TASK GOAL: Which lines have the string "Volume"? Copy all of them from the entries below.

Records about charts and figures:
++++

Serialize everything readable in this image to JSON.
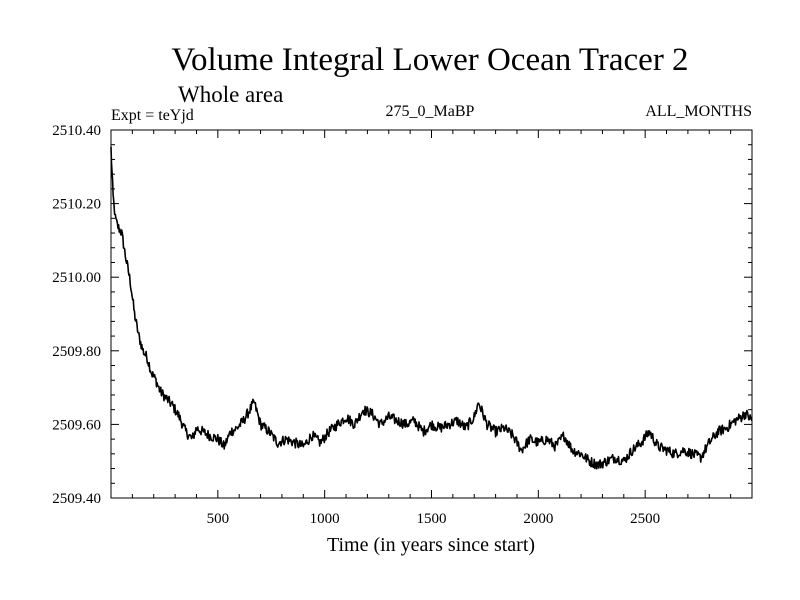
{
  "chart_data": {
    "type": "line",
    "title": "Volume Integral Lower Ocean Tracer 2",
    "subtitle": "Whole area",
    "annotations": {
      "left": "Expt = teYjd",
      "center": "275_0_MaBP",
      "right": "ALL_MONTHS"
    },
    "xlabel": "Time (in years since start)",
    "ylabel": "",
    "xlim": [
      0,
      3000
    ],
    "ylim": [
      2509.4,
      2510.4
    ],
    "xticks": [
      500,
      1000,
      1500,
      2000,
      2500
    ],
    "yticks": [
      2509.4,
      2509.6,
      2509.8,
      2510.0,
      2510.2,
      2510.4
    ],
    "ytick_labels": [
      "2509.40",
      "2509.60",
      "2509.80",
      "2510.00",
      "2510.20",
      "2510.40"
    ],
    "grid": false,
    "series": [
      {
        "name": "Volume integral",
        "color": "#000000",
        "x": [
          0,
          5,
          10,
          20,
          30,
          50,
          70,
          90,
          110,
          130,
          150,
          170,
          190,
          210,
          230,
          260,
          290,
          320,
          350,
          380,
          400,
          430,
          460,
          500,
          530,
          560,
          590,
          620,
          650,
          670,
          700,
          740,
          780,
          820,
          860,
          900,
          940,
          980,
          1020,
          1060,
          1100,
          1140,
          1180,
          1220,
          1260,
          1300,
          1340,
          1380,
          1420,
          1460,
          1500,
          1540,
          1580,
          1620,
          1660,
          1700,
          1720,
          1760,
          1800,
          1840,
          1880,
          1920,
          1960,
          2000,
          2040,
          2080,
          2120,
          2160,
          2200,
          2240,
          2280,
          2320,
          2360,
          2400,
          2440,
          2480,
          2520,
          2560,
          2600,
          2640,
          2680,
          2720,
          2760,
          2800,
          2840,
          2880,
          2920,
          2950,
          2970,
          3000
        ],
        "values": [
          2510.35,
          2510.28,
          2510.22,
          2510.16,
          2510.14,
          2510.12,
          2510.05,
          2509.99,
          2509.9,
          2509.84,
          2509.8,
          2509.78,
          2509.74,
          2509.72,
          2509.69,
          2509.67,
          2509.65,
          2509.62,
          2509.58,
          2509.56,
          2509.59,
          2509.58,
          2509.57,
          2509.56,
          2509.54,
          2509.58,
          2509.59,
          2509.61,
          2509.64,
          2509.66,
          2509.6,
          2509.58,
          2509.55,
          2509.56,
          2509.55,
          2509.54,
          2509.57,
          2509.55,
          2509.58,
          2509.6,
          2509.62,
          2509.6,
          2509.64,
          2509.63,
          2509.6,
          2509.62,
          2509.61,
          2509.6,
          2509.61,
          2509.58,
          2509.6,
          2509.59,
          2509.6,
          2509.61,
          2509.59,
          2509.62,
          2509.66,
          2509.6,
          2509.58,
          2509.59,
          2509.57,
          2509.53,
          2509.56,
          2509.55,
          2509.56,
          2509.54,
          2509.57,
          2509.53,
          2509.52,
          2509.5,
          2509.49,
          2509.5,
          2509.51,
          2509.5,
          2509.53,
          2509.55,
          2509.58,
          2509.54,
          2509.53,
          2509.52,
          2509.53,
          2509.52,
          2509.51,
          2509.55,
          2509.58,
          2509.59,
          2509.61,
          2509.62,
          2509.63,
          2509.61
        ]
      }
    ]
  }
}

++++

WRITTEN ANSWER:
    "title": "Volume Integral Lower Ocean Tracer 2",
        "name": "Volume integral",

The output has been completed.